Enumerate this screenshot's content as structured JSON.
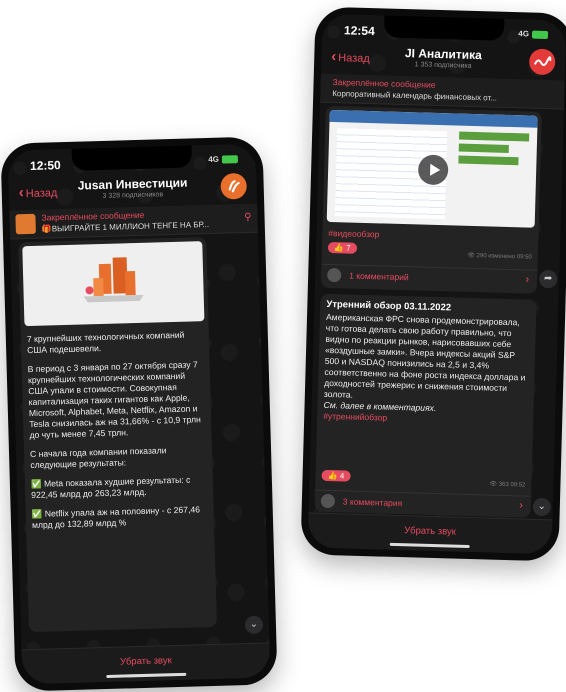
{
  "left": {
    "status": {
      "time": "12:50",
      "network": "4G"
    },
    "back_label": "Назад",
    "channel_title": "Jusan Инвестиции",
    "subscribers": "3 328 подписчиков",
    "pinned": {
      "label": "Закреплённое сообщение",
      "text": "🎁ВЫИГРАЙТЕ 1 МИЛЛИОН ТЕНГЕ НА БР..."
    },
    "paragraphs": [
      "7 крупнейших технологичных компаний США подешевели.",
      "В период с 3 января по 27 октября сразу 7 крупнейших технологических компаний США упали в стоимости. Совокупная капитализация таких гигантов как Apple, Microsoft, Alphabet, Meta, Netflix, Amazon и Tesla снизилась аж на 31,66% - с 10,9 трлн до чуть менее 7,45 трлн.",
      "С начала года компании показали следующие результаты:",
      "✅ Meta показала худшие результаты: с 922,45 млрд до 263,23 млрд.",
      "✅ Netflix упала аж на половину - с 267,46 млрд до 132,89 млрд %"
    ],
    "footer": "Убрать звук"
  },
  "right": {
    "status": {
      "time": "12:54",
      "network": "4G"
    },
    "back_label": "Назад",
    "channel_title": "JI Аналитика",
    "subscribers": "1 353 подписчика",
    "pinned": {
      "label": "Закреплённое сообщение",
      "text": "Корпоративный календарь финансовых от..."
    },
    "post1": {
      "hashtag": "#видеообзор",
      "reaction": "👍 7",
      "views": "👁 290 изменено 09:50",
      "comments": "1 комментарий"
    },
    "post2": {
      "title": "Утренний обзор 03.11.2022",
      "body": "Американская ФРС снова продемонстрировала, что готова делать свою работу правильно, что видно по реакции рынков, нарисовавших себе «воздушные замки». Вчера индексы акций S&P 500 и NASDAQ понизились на 2,5 и 3,4% соответственно на фоне роста индекса доллара и доходностей трежерис и снижения стоимости золота.",
      "more": "См. далее в комментариях.",
      "hashtag": "#утреннийобзор",
      "reaction": "👍 4",
      "views": "👁 363 09:52",
      "comments": "3 комментария"
    },
    "footer": "Убрать звук"
  },
  "colors": {
    "accent": "#e64c5f",
    "background": "#151414",
    "bubble": "#242323"
  }
}
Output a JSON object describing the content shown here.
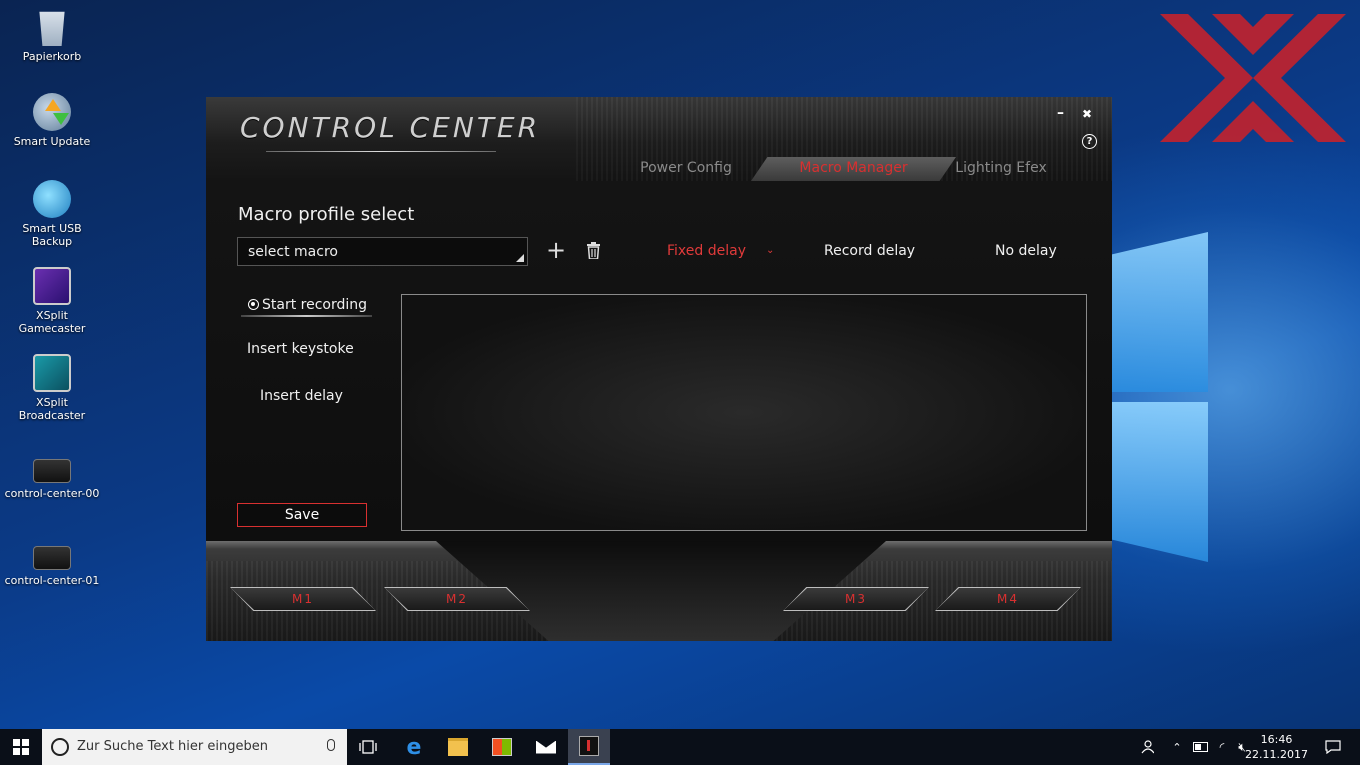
{
  "desktop": {
    "icons": [
      {
        "label": "Papierkorb"
      },
      {
        "label": "Smart Update"
      },
      {
        "label": "Smart USB Backup"
      },
      {
        "label": "XSplit Gamecaster"
      },
      {
        "label": "XSplit Broadcaster"
      },
      {
        "label": "control-center-00"
      },
      {
        "label": "control-center-01"
      }
    ]
  },
  "app": {
    "title": "CONTROL CENTER",
    "minimize": "–",
    "close": "✖",
    "help": "?",
    "tabs": [
      {
        "label": "Power Config"
      },
      {
        "label": "Macro Manager"
      },
      {
        "label": "Lighting Efex"
      }
    ],
    "section_title": "Macro profile select",
    "macro_select": {
      "value": "select macro"
    },
    "add_icon": "+",
    "delay_options": [
      {
        "label": "Fixed delay"
      },
      {
        "label": "Record delay"
      },
      {
        "label": "No delay"
      }
    ],
    "caret": "⌄",
    "side": {
      "start_recording": "Start recording",
      "insert_keystroke": "Insert keystoke",
      "insert_delay": "Insert delay",
      "save": "Save"
    },
    "mkeys": [
      "M1",
      "M2",
      "M3",
      "M4"
    ]
  },
  "taskbar": {
    "search_placeholder": "Zur Suche Text hier eingeben",
    "time": "16:46",
    "date": "22.11.2017"
  },
  "colors": {
    "accent": "#d83030",
    "desktop_blue": "#0b3a86",
    "taskbar": "#0a0f18"
  }
}
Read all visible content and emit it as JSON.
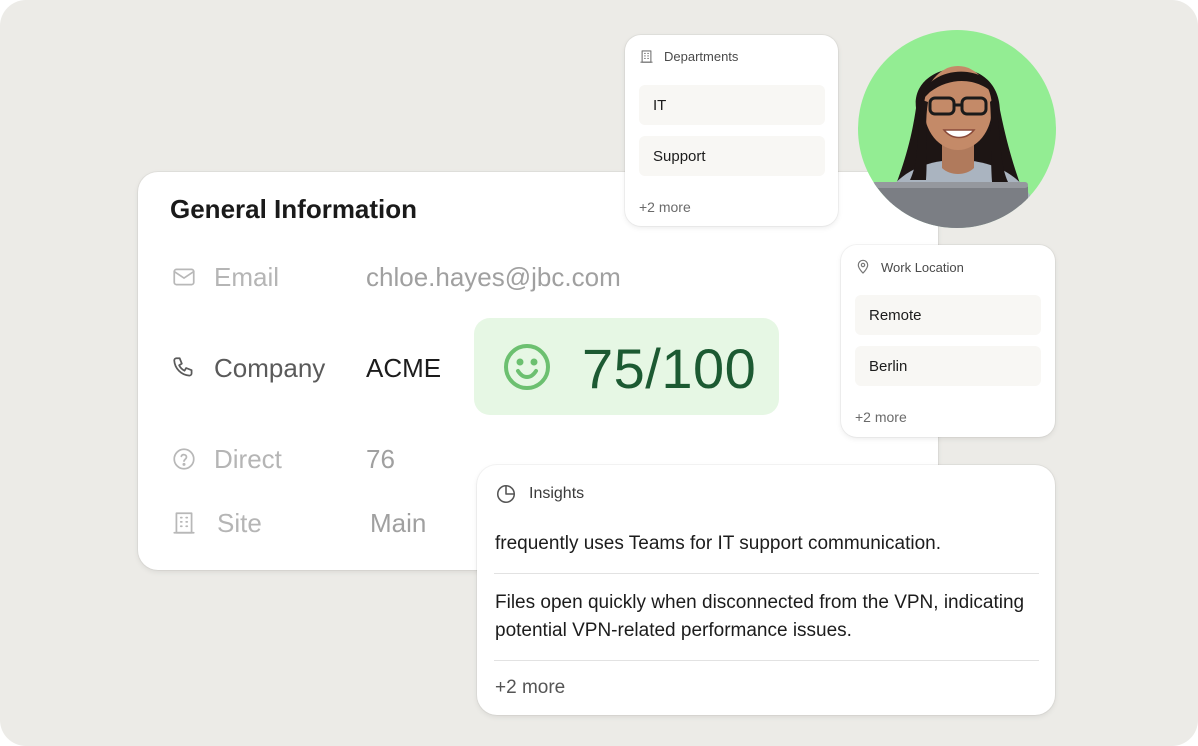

------------------------------------

Return the listing above in full and without alteration, excluding its pictures.

Enumerate this screenshot's content as structured JSON.
{
  "left": {
    "status": {
      "time": "12:50",
      "network": "4G"
    },
    "back_label": "Назад",
    "channel_title": "Jusan Инвестиции",
    "subscribers": "3 328 подписчиков",
    "pinned": {
      "label": "Закреплённое сообщение",
      "text": "🎁ВЫИГРАЙТЕ 1 МИЛЛИОН ТЕНГЕ НА БР..."
    },
    "paragraphs": [
      "7 крупнейших технологичных компаний США подешевели.",
      "В период с 3 января по 27 октября сразу 7 крупнейших технологических компаний США упали в стоимости. Совокупная капитализация таких гигантов как Apple, Microsoft, Alphabet, Meta, Netflix, Amazon и Tesla снизилась аж на 31,66% - с 10,9 трлн до чуть менее 7,45 трлн.",
      "С начала года компании показали следующие результаты:",
      "✅ Meta показала худшие результаты: с 922,45 млрд до 263,23 млрд.",
      "✅ Netflix упала аж на половину - с 267,46 млрд до 132,89 млрд %"
    ],
    "footer": "Убрать звук"
  },
  "right": {
    "status": {
      "time": "12:54",
      "network": "4G"
    },
    "back_label": "Назад",
    "channel_title": "JI Аналитика",
    "subscribers": "1 353 подписчика",
    "pinned": {
      "label": "Закреплённое сообщение",
      "text": "Корпоративный календарь финансовых от..."
    },
    "post1": {
      "hashtag": "#видеообзор",
      "reaction": "👍 7",
      "views": "👁 290 изменено 09:50",
      "comments": "1 комментарий"
    },
    "post2": {
      "title": "Утренний обзор 03.11.2022",
      "body": "Американская ФРС снова продемонстрировала, что готова делать свою работу правильно, что видно по реакции рынков, нарисовавших себе «воздушные замки». Вчера индексы акций S&P 500 и NASDAQ понизились на 2,5 и 3,4% соответственно на фоне роста индекса доллара и доходностей трежерис и снижения стоимости золота.",
      "more": "См. далее в комментариях.",
      "hashtag": "#утреннийобзор",
      "reaction": "👍 4",
      "views": "👁 363 09:52",
      "comments": "3 комментария"
    },
    "footer": "Убрать звук"
  },
  "colors": {
    "accent": "#e64c5f",
    "background": "#151414",
    "bubble": "#242323"
  }
}
Output a JSON object describing the content shown here.
{
  "desktop": {
    "icons": [
      {
        "label": "Papierkorb"
      },
      {
        "label": "Smart Update"
      },
      {
        "label": "Smart USB Backup"
      },
      {
        "label": "XSplit Gamecaster"
      },
      {
        "label": "XSplit Broadcaster"
      },
      {
        "label": "control-center-00"
      },
      {
        "label": "control-center-01"
      }
    ]
  },
  "app": {
    "title": "CONTROL CENTER",
    "minimize": "–",
    "close": "✖",
    "help": "?",
    "tabs": [
      {
        "label": "Power Config"
      },
      {
        "label": "Macro Manager"
      },
      {
        "label": "Lighting Efex"
      }
    ],
    "section_title": "Macro profile select",
    "macro_select": {
      "value": "select macro"
    },
    "add_icon": "+",
    "delay_options": [
      {
        "label": "Fixed delay"
      },
      {
        "label": "Record delay"
      },
      {
        "label": "No delay"
      }
    ],
    "caret": "⌄",
    "side": {
      "start_recording": "Start recording",
      "insert_keystroke": "Insert keystoke",
      "insert_delay": "Insert delay",
      "save": "Save"
    },
    "mkeys": [
      "M1",
      "M2",
      "M3",
      "M4"
    ]
  },
  "taskbar": {
    "search_placeholder": "Zur Suche Text hier eingeben",
    "time": "16:46",
    "date": "22.11.2017"
  },
  "colors": {
    "accent": "#d83030",
    "desktop_blue": "#0b3a86",
    "taskbar": "#0a0f18"
  }
}
Read all visible content and emit it as JSON.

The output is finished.